→ PROBLEM REQUIREMENTS: For the listing below, give the count of lines containing the string "установлен" and nothing else.

→ EXTRACTED RECORDS:
>>>>

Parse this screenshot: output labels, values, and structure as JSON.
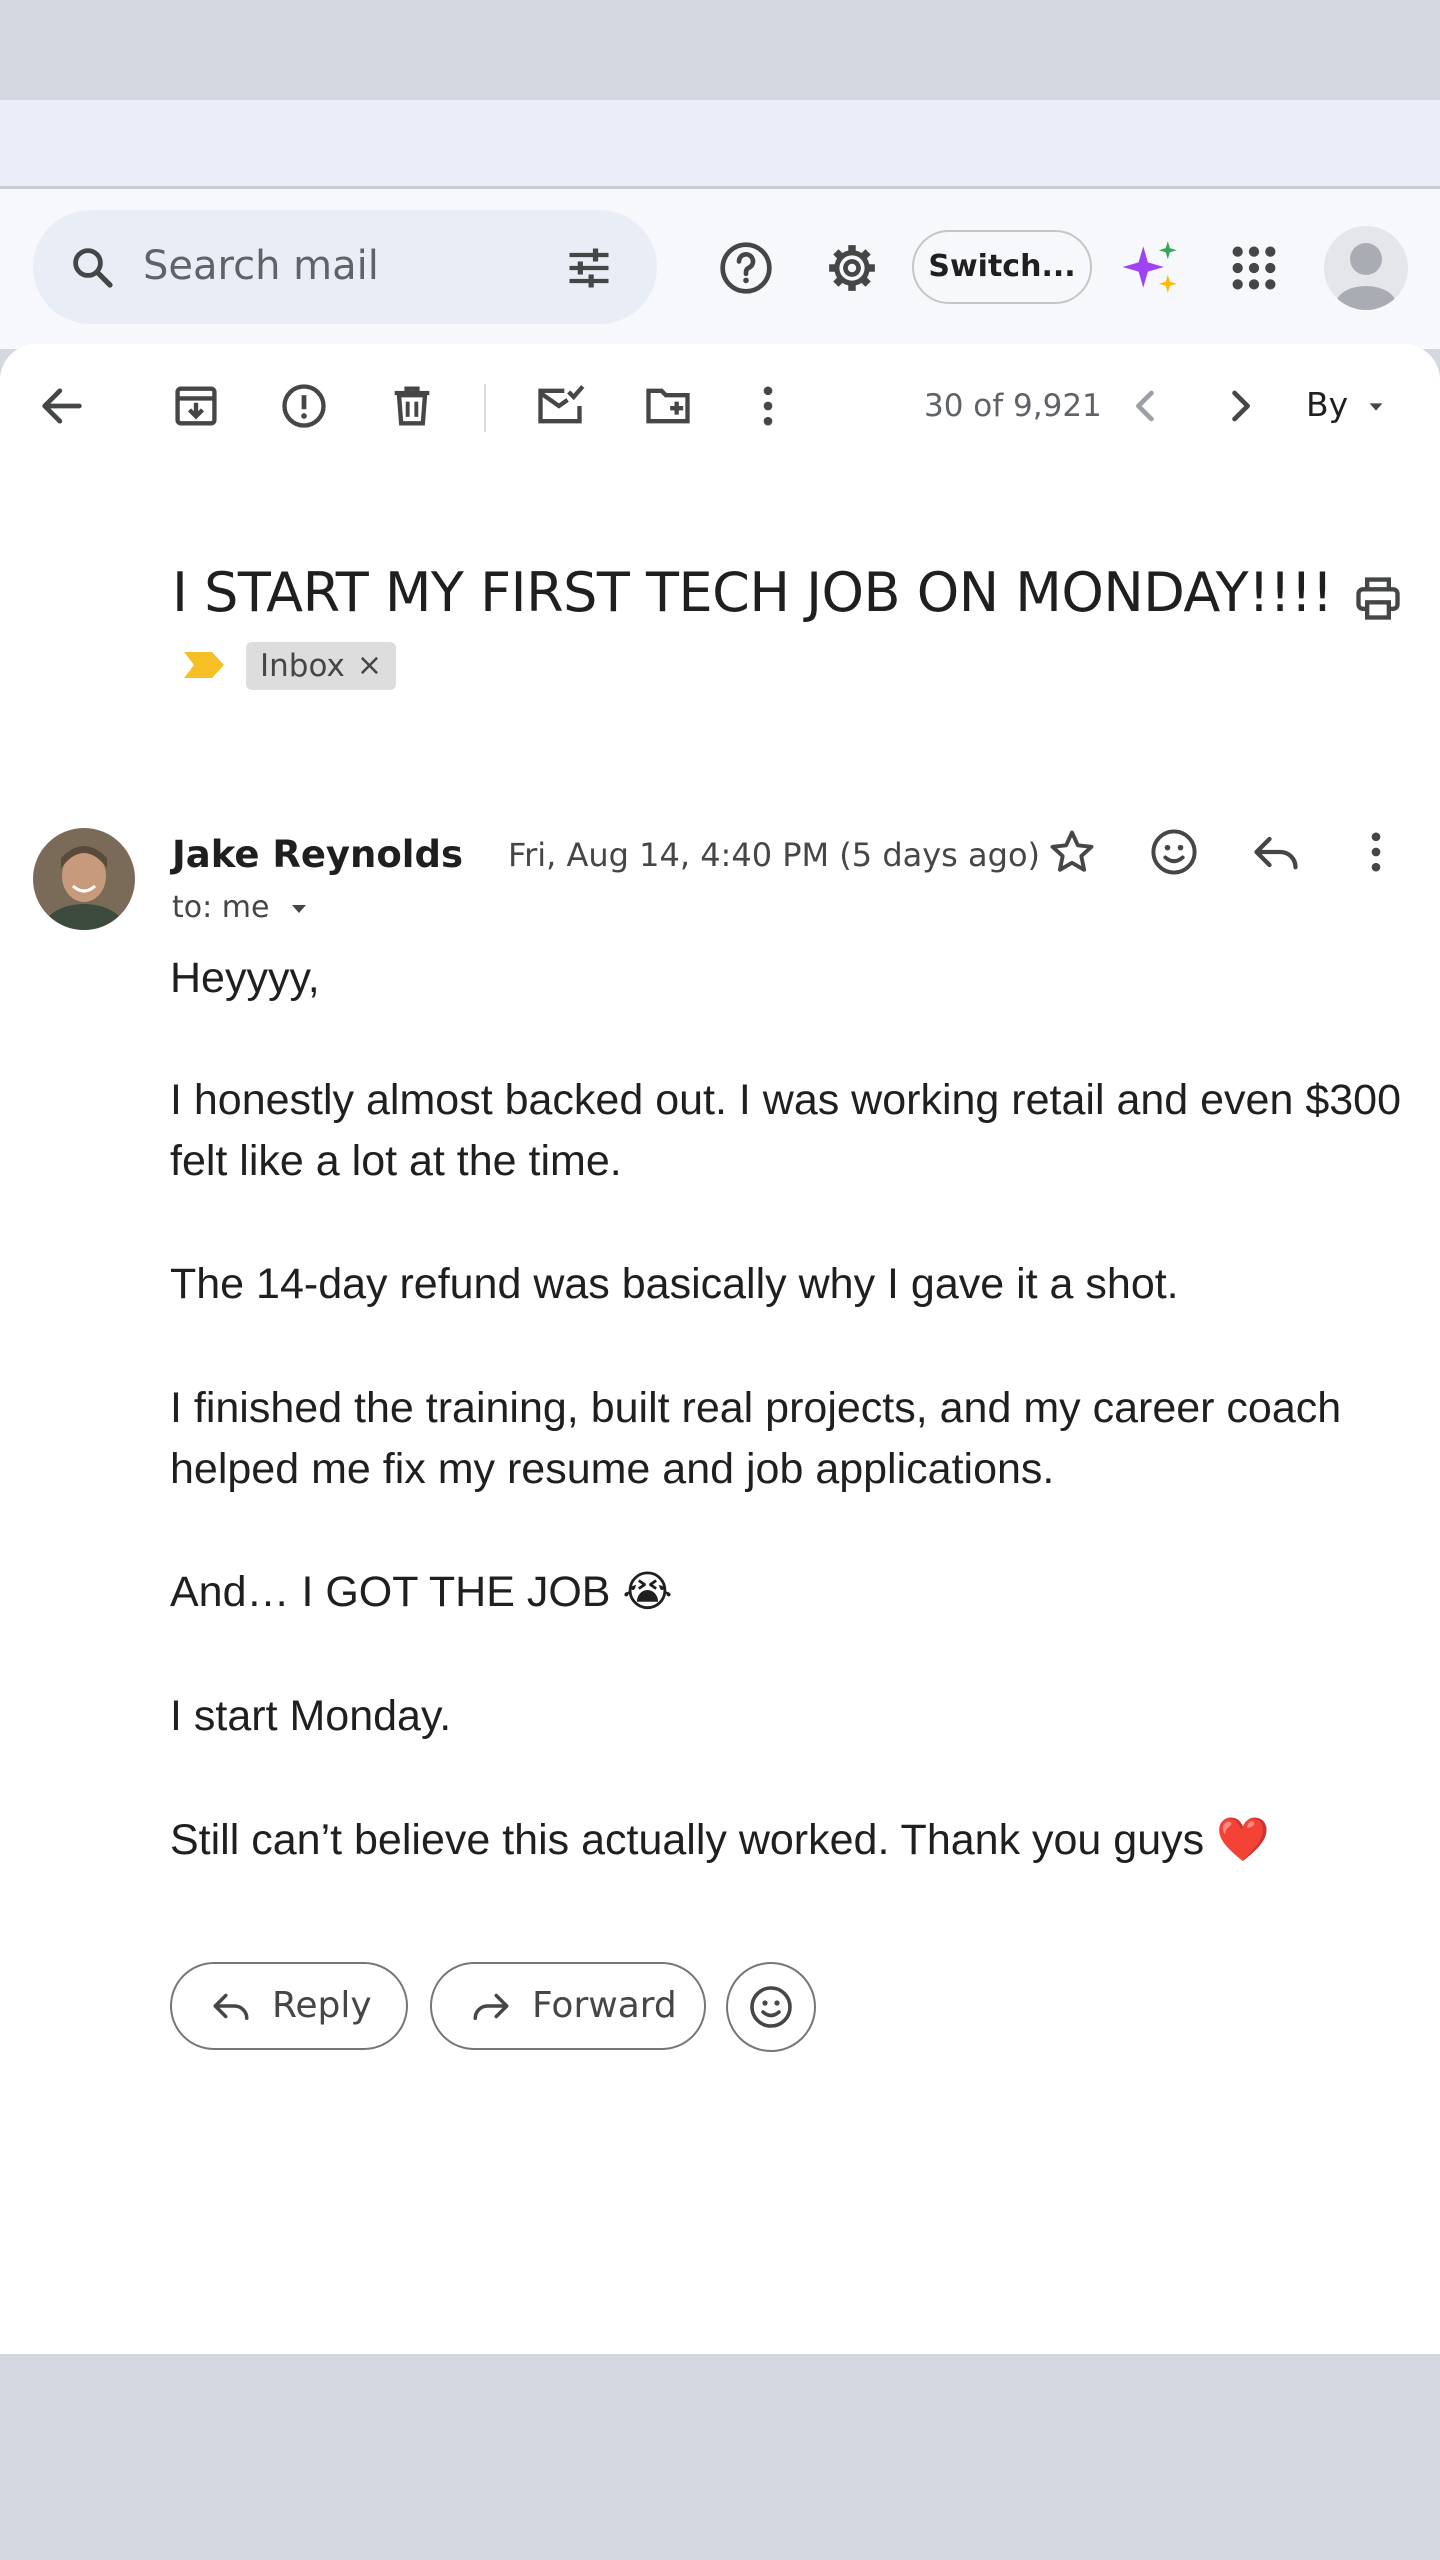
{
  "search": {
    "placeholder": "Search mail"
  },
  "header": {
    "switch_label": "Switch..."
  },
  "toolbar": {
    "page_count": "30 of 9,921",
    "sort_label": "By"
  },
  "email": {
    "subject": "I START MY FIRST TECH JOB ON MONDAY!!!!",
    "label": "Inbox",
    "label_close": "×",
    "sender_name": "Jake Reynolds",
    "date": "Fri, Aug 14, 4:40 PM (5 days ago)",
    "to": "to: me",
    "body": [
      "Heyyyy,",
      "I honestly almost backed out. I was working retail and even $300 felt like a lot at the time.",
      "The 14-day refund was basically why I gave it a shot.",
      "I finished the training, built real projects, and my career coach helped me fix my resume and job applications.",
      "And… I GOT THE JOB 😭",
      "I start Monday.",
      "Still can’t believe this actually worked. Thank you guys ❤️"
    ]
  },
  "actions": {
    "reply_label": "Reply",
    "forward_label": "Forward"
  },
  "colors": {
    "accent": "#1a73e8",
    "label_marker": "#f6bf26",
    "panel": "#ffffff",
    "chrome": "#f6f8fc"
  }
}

<<<<
>>>>

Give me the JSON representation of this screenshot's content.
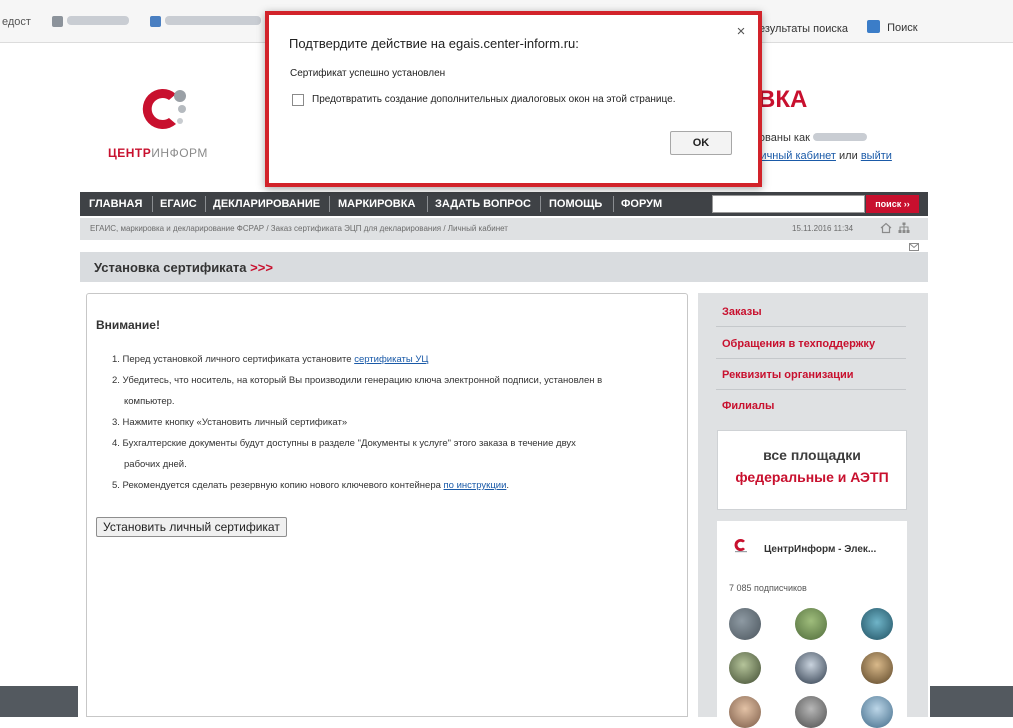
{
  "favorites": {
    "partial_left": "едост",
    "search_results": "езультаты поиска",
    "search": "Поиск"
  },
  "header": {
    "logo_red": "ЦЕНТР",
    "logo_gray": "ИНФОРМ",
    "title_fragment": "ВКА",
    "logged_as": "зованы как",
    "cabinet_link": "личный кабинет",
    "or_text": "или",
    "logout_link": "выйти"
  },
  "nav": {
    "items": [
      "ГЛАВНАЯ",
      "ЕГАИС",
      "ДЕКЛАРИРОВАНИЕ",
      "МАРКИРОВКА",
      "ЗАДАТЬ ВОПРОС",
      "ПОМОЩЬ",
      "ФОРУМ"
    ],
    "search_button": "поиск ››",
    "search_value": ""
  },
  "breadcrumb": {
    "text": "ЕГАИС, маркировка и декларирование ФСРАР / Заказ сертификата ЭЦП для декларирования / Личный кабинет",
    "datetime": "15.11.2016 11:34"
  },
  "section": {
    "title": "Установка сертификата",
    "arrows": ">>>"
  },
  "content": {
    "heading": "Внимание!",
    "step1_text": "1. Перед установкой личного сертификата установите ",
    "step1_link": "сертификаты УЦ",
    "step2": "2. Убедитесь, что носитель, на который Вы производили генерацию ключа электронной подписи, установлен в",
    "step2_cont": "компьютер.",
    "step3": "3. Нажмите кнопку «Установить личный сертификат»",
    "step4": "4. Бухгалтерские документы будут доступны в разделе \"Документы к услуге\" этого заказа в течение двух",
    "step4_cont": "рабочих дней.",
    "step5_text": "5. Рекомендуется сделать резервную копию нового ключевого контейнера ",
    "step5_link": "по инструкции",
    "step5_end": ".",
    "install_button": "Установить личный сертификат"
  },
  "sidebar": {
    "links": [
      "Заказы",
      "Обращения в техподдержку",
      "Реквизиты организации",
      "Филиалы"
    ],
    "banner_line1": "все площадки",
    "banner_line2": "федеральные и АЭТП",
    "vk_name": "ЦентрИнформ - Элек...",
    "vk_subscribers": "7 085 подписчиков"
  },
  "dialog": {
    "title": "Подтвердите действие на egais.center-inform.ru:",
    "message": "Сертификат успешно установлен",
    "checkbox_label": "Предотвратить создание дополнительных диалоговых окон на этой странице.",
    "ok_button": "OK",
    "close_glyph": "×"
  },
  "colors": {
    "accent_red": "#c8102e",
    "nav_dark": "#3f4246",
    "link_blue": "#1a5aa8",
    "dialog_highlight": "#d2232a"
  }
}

<<<<

→ RESULT: 2